### EXERCISE AIM
Your task is to locate every line holding the string "color" and to copy each of them.
───── INFORMATION SHOWN ─────
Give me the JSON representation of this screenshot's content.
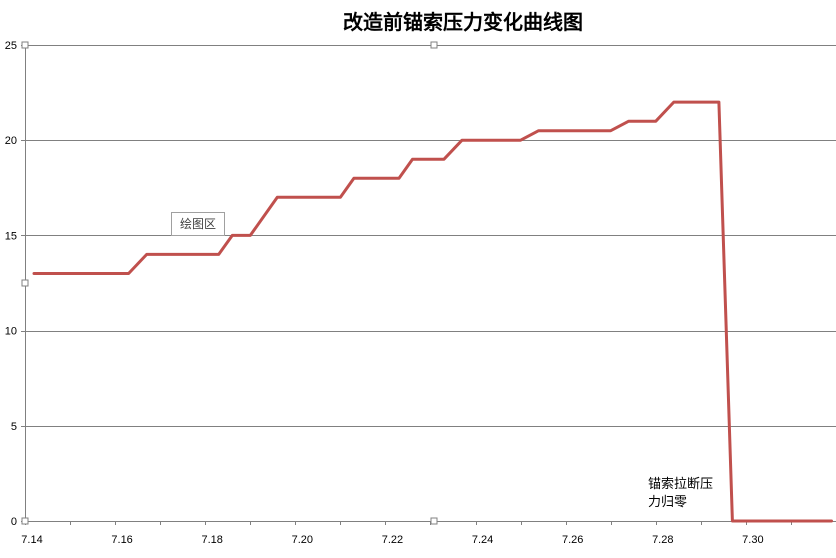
{
  "chart_data": {
    "type": "line",
    "title": "改造前锚索压力变化曲线图",
    "xlabel": "",
    "ylabel": "",
    "xlim": [
      7.14,
      7.32
    ],
    "ylim": [
      0,
      25
    ],
    "x_ticks": [
      "7.14",
      "7.16",
      "7.18",
      "7.20",
      "7.22",
      "7.24",
      "7.26",
      "7.28",
      "7.30"
    ],
    "y_ticks": [
      0,
      5,
      10,
      15,
      20,
      25
    ],
    "grid": true,
    "series": [
      {
        "color": "#c0504d",
        "points": [
          [
            7.142,
            13
          ],
          [
            7.163,
            13
          ],
          [
            7.167,
            14
          ],
          [
            7.183,
            14
          ],
          [
            7.186,
            15
          ],
          [
            7.19,
            15
          ],
          [
            7.196,
            17
          ],
          [
            7.21,
            17
          ],
          [
            7.213,
            18
          ],
          [
            7.223,
            18
          ],
          [
            7.226,
            19
          ],
          [
            7.233,
            19
          ],
          [
            7.237,
            20
          ],
          [
            7.25,
            20
          ],
          [
            7.254,
            20.5
          ],
          [
            7.27,
            20.5
          ],
          [
            7.274,
            21
          ],
          [
            7.28,
            21
          ],
          [
            7.284,
            22
          ],
          [
            7.294,
            22
          ],
          [
            7.297,
            0
          ],
          [
            7.319,
            0
          ]
        ]
      }
    ],
    "annotations": [
      {
        "text": "锚索拉断压\n力归零",
        "lines": [
          "锚索拉断压",
          "力归零"
        ],
        "at": [
          7.297,
          0
        ]
      }
    ]
  },
  "overlay": {
    "tooltip": "绘图区"
  }
}
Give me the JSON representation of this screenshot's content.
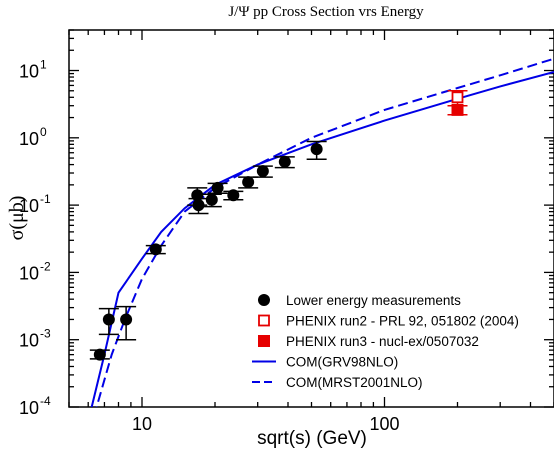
{
  "chart_data": {
    "type": "scatter",
    "title": "J/Ψ pp Cross Section vrs Energy",
    "xlabel": "sqrt(s) (GeV)",
    "ylabel": "σ(μb)",
    "x_scale": "log",
    "y_scale": "log",
    "xlim": [
      5,
      500
    ],
    "ylim": [
      0.0001,
      40
    ],
    "x_ticks": [
      {
        "value": 10,
        "label": "10"
      },
      {
        "value": 100,
        "label": "100"
      }
    ],
    "y_ticks": [
      {
        "value": 0.0001,
        "base": "10",
        "exp": "-4"
      },
      {
        "value": 0.001,
        "base": "10",
        "exp": "-3"
      },
      {
        "value": 0.01,
        "base": "10",
        "exp": "-2"
      },
      {
        "value": 0.1,
        "base": "10",
        "exp": "-1"
      },
      {
        "value": 1,
        "base": "10",
        "exp": "0"
      },
      {
        "value": 10,
        "base": "10",
        "exp": "1"
      }
    ],
    "grid": false,
    "legend_position": "bottom-right",
    "series": [
      {
        "name": "Lower energy measurements",
        "kind": "points",
        "marker": "filled-circle",
        "color": "#000000",
        "points": [
          {
            "x": 6.7,
            "y": 0.0006,
            "err_lo": 8e-05,
            "err_hi": 0.0001
          },
          {
            "x": 7.3,
            "y": 0.002,
            "err_lo": 0.0008,
            "err_hi": 0.0009
          },
          {
            "x": 8.6,
            "y": 0.002,
            "err_lo": 0.001,
            "err_hi": 0.0011
          },
          {
            "x": 11.4,
            "y": 0.022,
            "err_lo": 0.003,
            "err_hi": 0.003
          },
          {
            "x": 16.9,
            "y": 0.14,
            "err_lo": 0.04,
            "err_hi": 0.04
          },
          {
            "x": 17.1,
            "y": 0.1,
            "err_lo": 0.025,
            "err_hi": 0.025
          },
          {
            "x": 19.4,
            "y": 0.12,
            "err_lo": 0.025,
            "err_hi": 0.025
          },
          {
            "x": 20.5,
            "y": 0.18,
            "err_lo": 0.03,
            "err_hi": 0.03
          },
          {
            "x": 23.8,
            "y": 0.14,
            "err_lo": 0.02,
            "err_hi": 0.02
          },
          {
            "x": 27.4,
            "y": 0.22,
            "err_lo": 0.04,
            "err_hi": 0.04
          },
          {
            "x": 31.5,
            "y": 0.32,
            "err_lo": 0.06,
            "err_hi": 0.06
          },
          {
            "x": 38.8,
            "y": 0.44,
            "err_lo": 0.08,
            "err_hi": 0.08
          },
          {
            "x": 52.5,
            "y": 0.68,
            "err_lo": 0.2,
            "err_hi": 0.2
          }
        ]
      },
      {
        "name": "PHENIX run2 - PRL 92, 051802 (2004)",
        "kind": "points",
        "marker": "open-square",
        "color": "#e60000",
        "points": [
          {
            "x": 200,
            "y": 4.0,
            "err_lo": 1.0,
            "err_hi": 1.0
          }
        ]
      },
      {
        "name": "PHENIX run3 - nucl-ex/0507032",
        "kind": "points",
        "marker": "filled-square",
        "color": "#e60000",
        "points": [
          {
            "x": 200,
            "y": 2.6,
            "err_lo": 0.4,
            "err_hi": 0.4
          }
        ]
      },
      {
        "name": "COM(GRV98NLO)",
        "kind": "line",
        "dash": "solid",
        "color": "#0000e6",
        "x": [
          5,
          6.2,
          7,
          8,
          10,
          12,
          15,
          20,
          30,
          50,
          100,
          200,
          300,
          500
        ],
        "y": [
          3e-05,
          0.0001,
          0.0006,
          0.005,
          0.016,
          0.04,
          0.09,
          0.2,
          0.4,
          0.8,
          1.8,
          3.8,
          5.8,
          9.5
        ]
      },
      {
        "name": "COM(MRST2001NLO)",
        "kind": "line",
        "dash": "dashed",
        "color": "#0000e6",
        "x": [
          5,
          6.5,
          7.5,
          8.5,
          10,
          12,
          15,
          20,
          30,
          50,
          100,
          200,
          300,
          500
        ],
        "y": [
          2e-05,
          0.0001,
          0.0006,
          0.002,
          0.008,
          0.025,
          0.08,
          0.18,
          0.4,
          1.0,
          2.6,
          5.5,
          8.5,
          15
        ]
      }
    ]
  }
}
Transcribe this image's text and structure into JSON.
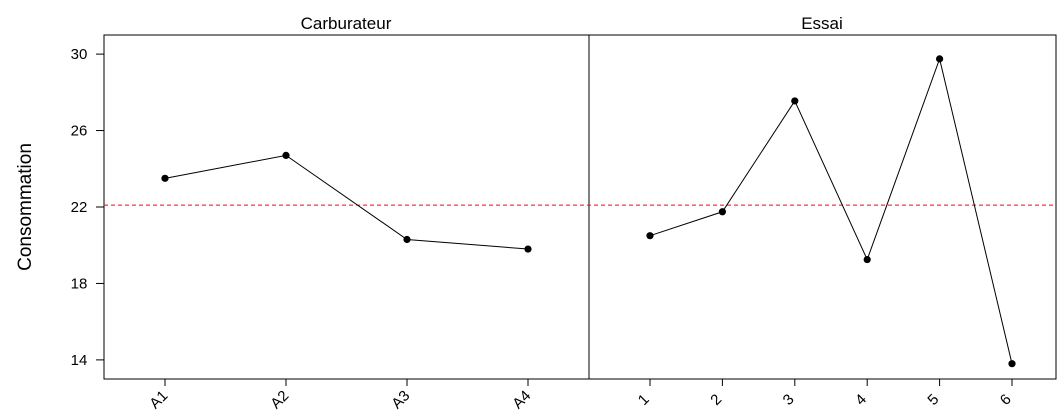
{
  "chart_data": {
    "type": "line",
    "ylabel": "Consommation",
    "reference_line": {
      "y": 22.1,
      "color": "#ff0000",
      "style": "dashed"
    },
    "ylim": [
      13,
      31
    ],
    "yticks": [
      "14",
      "18",
      "22",
      "26",
      "30"
    ],
    "panels": [
      {
        "title": "Carburateur",
        "categories": [
          "A1",
          "A2",
          "A3",
          "A4"
        ],
        "values": [
          23.5,
          24.7,
          20.3,
          19.8
        ]
      },
      {
        "title": "Essai",
        "categories": [
          "1",
          "2",
          "3",
          "4",
          "5",
          "6"
        ],
        "values": [
          20.5,
          21.75,
          27.55,
          19.25,
          29.75,
          13.8
        ]
      }
    ],
    "grid": false,
    "legend": "none"
  }
}
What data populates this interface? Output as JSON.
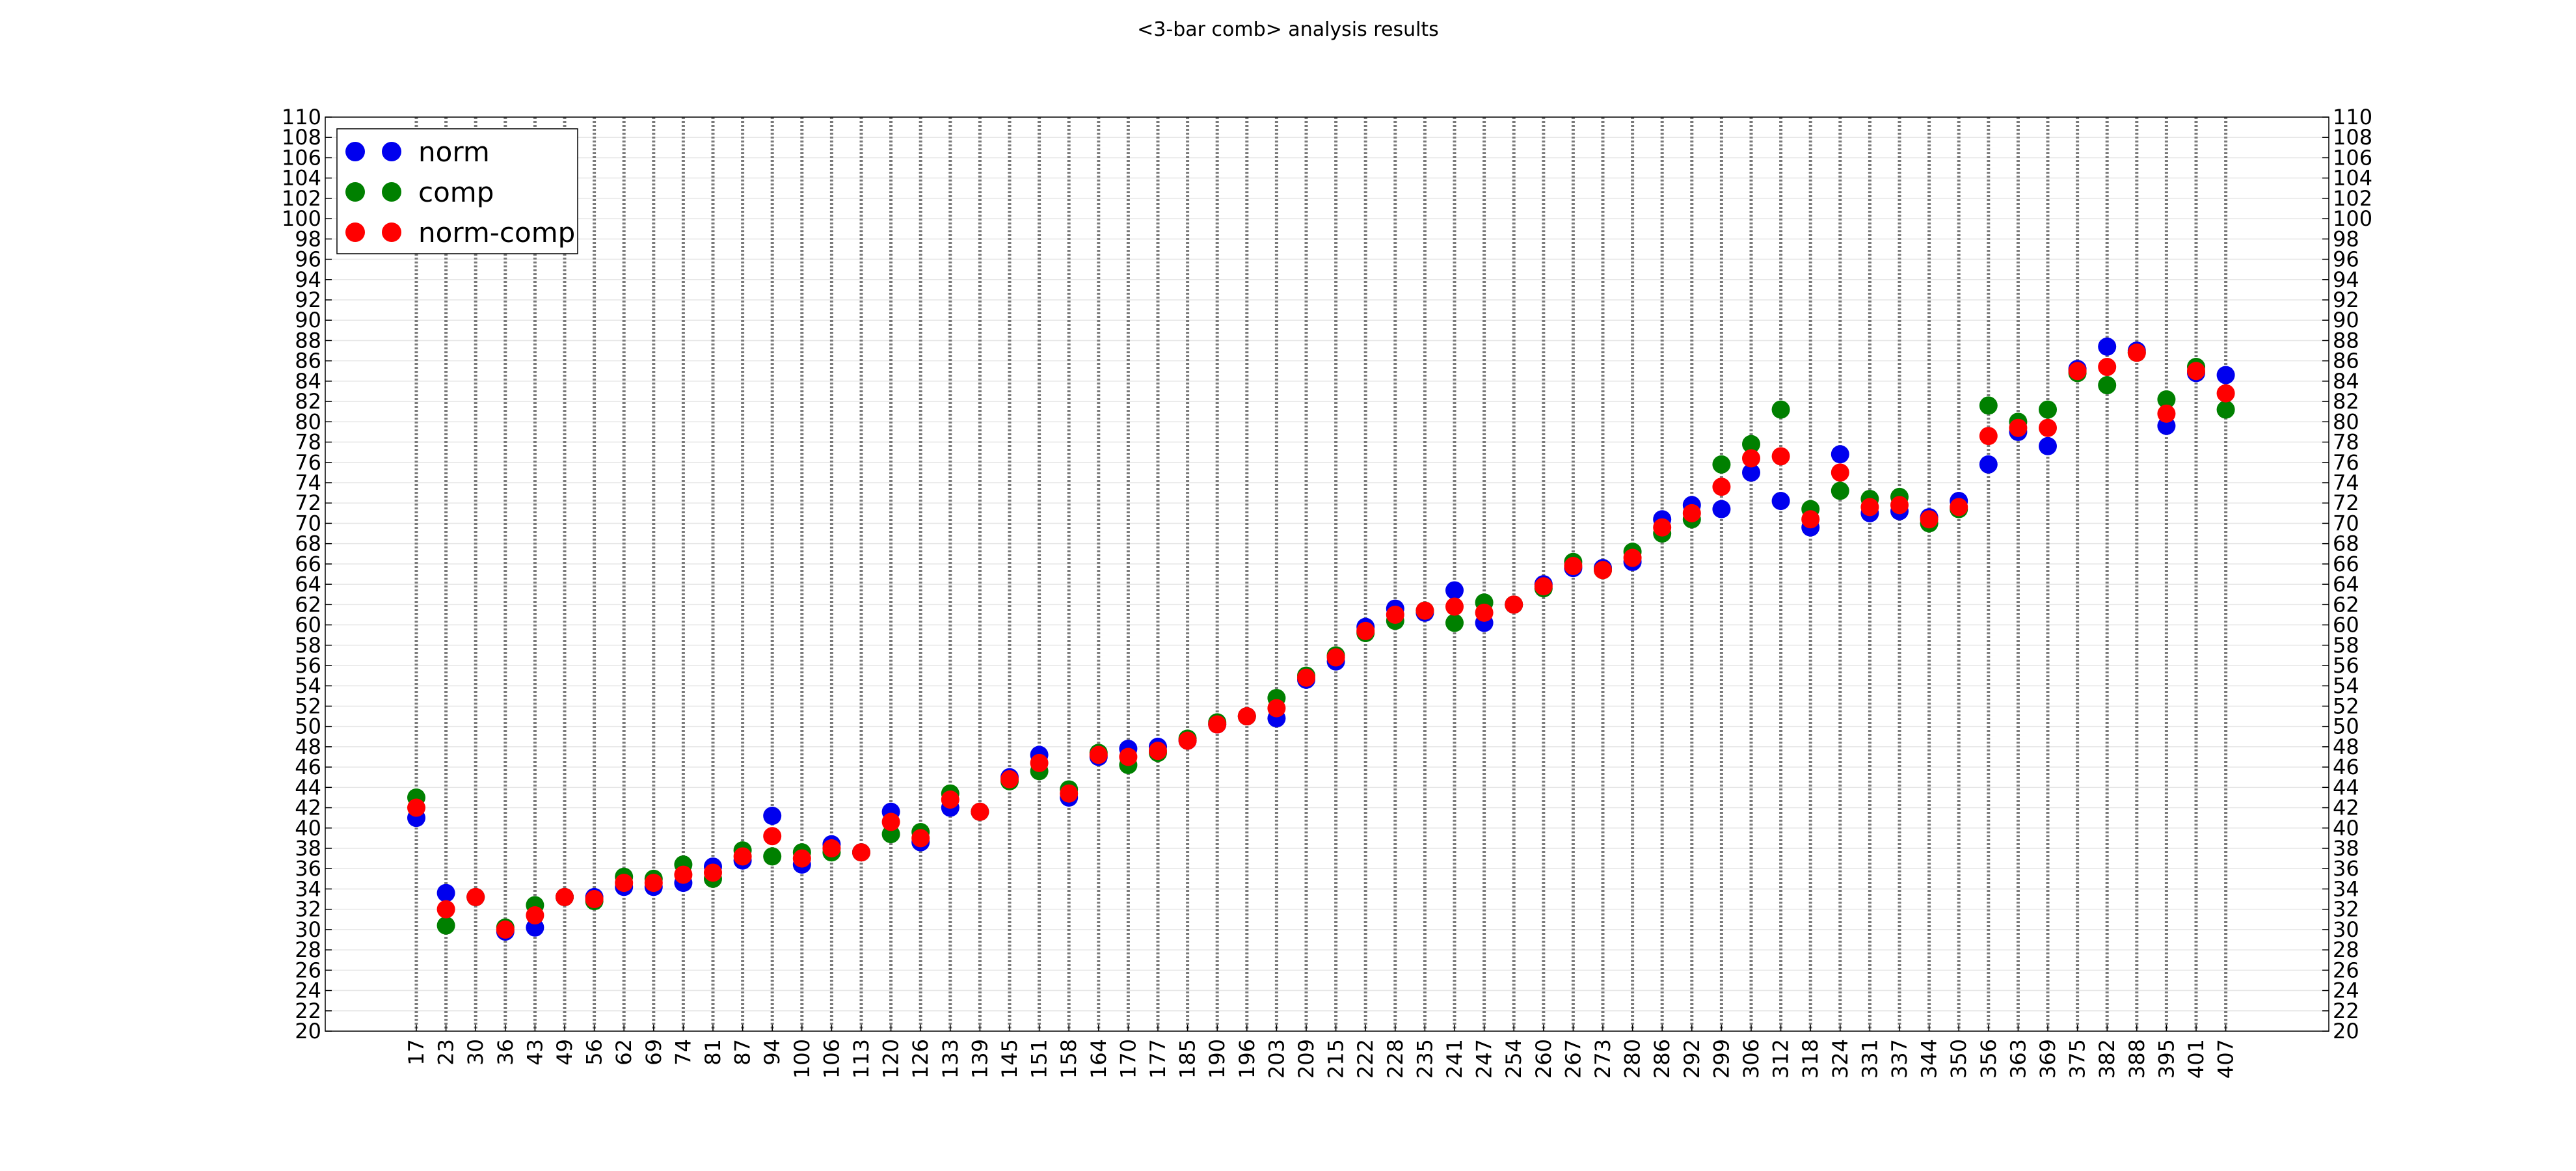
{
  "chart_data": {
    "type": "scatter",
    "title": "<3-bar comb> analysis results",
    "xlabel": "",
    "ylabel": "",
    "ylim": [
      20,
      110
    ],
    "y_tick_step": 2,
    "grid": true,
    "legend_position": "top-left",
    "categories": [
      "17",
      "23",
      "30",
      "36",
      "43",
      "49",
      "56",
      "62",
      "69",
      "74",
      "81",
      "87",
      "94",
      "100",
      "106",
      "113",
      "120",
      "126",
      "133",
      "139",
      "145",
      "151",
      "158",
      "164",
      "170",
      "177",
      "185",
      "190",
      "196",
      "203",
      "209",
      "215",
      "222",
      "228",
      "235",
      "241",
      "247",
      "254",
      "260",
      "267",
      "273",
      "280",
      "286",
      "292",
      "299",
      "306",
      "312",
      "318",
      "324",
      "331",
      "337",
      "344",
      "350",
      "356",
      "363",
      "369",
      "375",
      "382",
      "388",
      "395",
      "401",
      "407"
    ],
    "series": [
      {
        "name": "norm",
        "color": "#0000ee",
        "values": [
          41.0,
          33.6,
          33.2,
          29.8,
          30.2,
          33.2,
          33.2,
          34.2,
          34.2,
          34.6,
          36.2,
          36.8,
          41.2,
          36.4,
          38.4,
          37.6,
          41.6,
          38.6,
          42.0,
          41.6,
          45.0,
          47.2,
          43.0,
          47.0,
          47.8,
          48.0,
          48.6,
          50.2,
          51.0,
          50.8,
          54.6,
          56.4,
          59.8,
          61.6,
          61.2,
          63.4,
          60.2,
          62.0,
          64.0,
          65.6,
          65.6,
          66.2,
          70.4,
          71.8,
          71.4,
          75.0,
          72.2,
          69.6,
          76.8,
          71.0,
          71.2,
          70.6,
          72.2,
          75.8,
          79.0,
          77.6,
          85.2,
          87.4,
          87.0,
          79.6,
          84.8,
          84.6
        ]
      },
      {
        "name": "comp",
        "color": "#008000",
        "values": [
          43.0,
          30.4,
          33.2,
          30.2,
          32.4,
          33.2,
          32.8,
          35.2,
          35.0,
          36.4,
          35.0,
          37.8,
          37.2,
          37.6,
          37.6,
          37.6,
          39.4,
          39.6,
          43.4,
          41.6,
          44.6,
          45.6,
          43.8,
          47.4,
          46.2,
          47.4,
          48.8,
          50.4,
          51.0,
          52.8,
          55.0,
          57.0,
          59.2,
          60.4,
          61.4,
          60.2,
          62.2,
          62.0,
          63.6,
          66.2,
          65.4,
          67.2,
          69.0,
          70.4,
          75.8,
          77.8,
          81.2,
          71.4,
          73.2,
          72.4,
          72.6,
          70.0,
          71.4,
          81.6,
          80.0,
          81.2,
          84.8,
          83.6,
          86.8,
          82.2,
          85.4,
          81.2
        ]
      },
      {
        "name": "norm-comp",
        "color": "#ff0000",
        "values": [
          42.0,
          32.0,
          33.2,
          30.0,
          31.4,
          33.2,
          33.0,
          34.6,
          34.6,
          35.4,
          35.6,
          37.2,
          39.2,
          37.0,
          38.0,
          37.6,
          40.6,
          39.0,
          42.8,
          41.6,
          44.8,
          46.4,
          43.4,
          47.2,
          47.0,
          47.6,
          48.6,
          50.2,
          51.0,
          51.8,
          54.8,
          56.8,
          59.4,
          61.0,
          61.4,
          61.8,
          61.2,
          62.0,
          63.8,
          65.8,
          65.4,
          66.6,
          69.6,
          71.0,
          73.6,
          76.4,
          76.6,
          70.4,
          75.0,
          71.6,
          71.8,
          70.4,
          71.6,
          78.6,
          79.4,
          79.4,
          85.0,
          85.4,
          86.8,
          80.8,
          85.0,
          82.8
        ]
      }
    ]
  }
}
─────
### EXERCISE SOLUTION
        "color": "#c0504d",
        "color": "#000000",
        "color": "#e60000",
        "color": "#e60000",
        "color": "#0000e6",
        "color": "#0000e6",
      "color": "#ff0000",
        "color": "#0000ee",
        "color": "#008000",
        "color": "#ff0000",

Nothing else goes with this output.